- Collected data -

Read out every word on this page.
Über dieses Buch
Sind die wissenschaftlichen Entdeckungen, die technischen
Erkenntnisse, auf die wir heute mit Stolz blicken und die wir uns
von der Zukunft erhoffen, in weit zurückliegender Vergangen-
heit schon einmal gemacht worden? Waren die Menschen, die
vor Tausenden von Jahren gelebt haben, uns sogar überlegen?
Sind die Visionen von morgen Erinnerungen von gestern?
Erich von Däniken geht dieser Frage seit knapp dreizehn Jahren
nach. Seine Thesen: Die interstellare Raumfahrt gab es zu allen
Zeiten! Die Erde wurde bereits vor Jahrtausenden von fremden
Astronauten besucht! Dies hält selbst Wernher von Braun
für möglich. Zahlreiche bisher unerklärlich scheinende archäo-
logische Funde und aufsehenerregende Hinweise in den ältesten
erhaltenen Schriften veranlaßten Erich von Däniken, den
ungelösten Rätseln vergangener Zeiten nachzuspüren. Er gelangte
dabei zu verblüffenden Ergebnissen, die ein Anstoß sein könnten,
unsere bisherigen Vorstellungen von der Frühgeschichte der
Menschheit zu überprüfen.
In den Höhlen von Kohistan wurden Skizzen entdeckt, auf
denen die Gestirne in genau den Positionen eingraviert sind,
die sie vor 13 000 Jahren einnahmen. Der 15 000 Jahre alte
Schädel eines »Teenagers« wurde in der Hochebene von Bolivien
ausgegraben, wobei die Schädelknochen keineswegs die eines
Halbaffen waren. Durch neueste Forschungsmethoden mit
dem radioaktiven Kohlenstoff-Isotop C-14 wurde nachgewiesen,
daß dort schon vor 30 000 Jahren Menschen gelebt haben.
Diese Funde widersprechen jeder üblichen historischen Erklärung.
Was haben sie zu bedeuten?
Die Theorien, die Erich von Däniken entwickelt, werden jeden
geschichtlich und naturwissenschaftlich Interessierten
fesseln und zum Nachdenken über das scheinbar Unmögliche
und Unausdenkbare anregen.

- To do -
Return all lines containing the word "Menschen".

- Solution to the problem -
heit schon einmal gemacht worden? Waren die Menschen, die
daß dort schon vor 30 000 Jahren Menschen gelebt haben.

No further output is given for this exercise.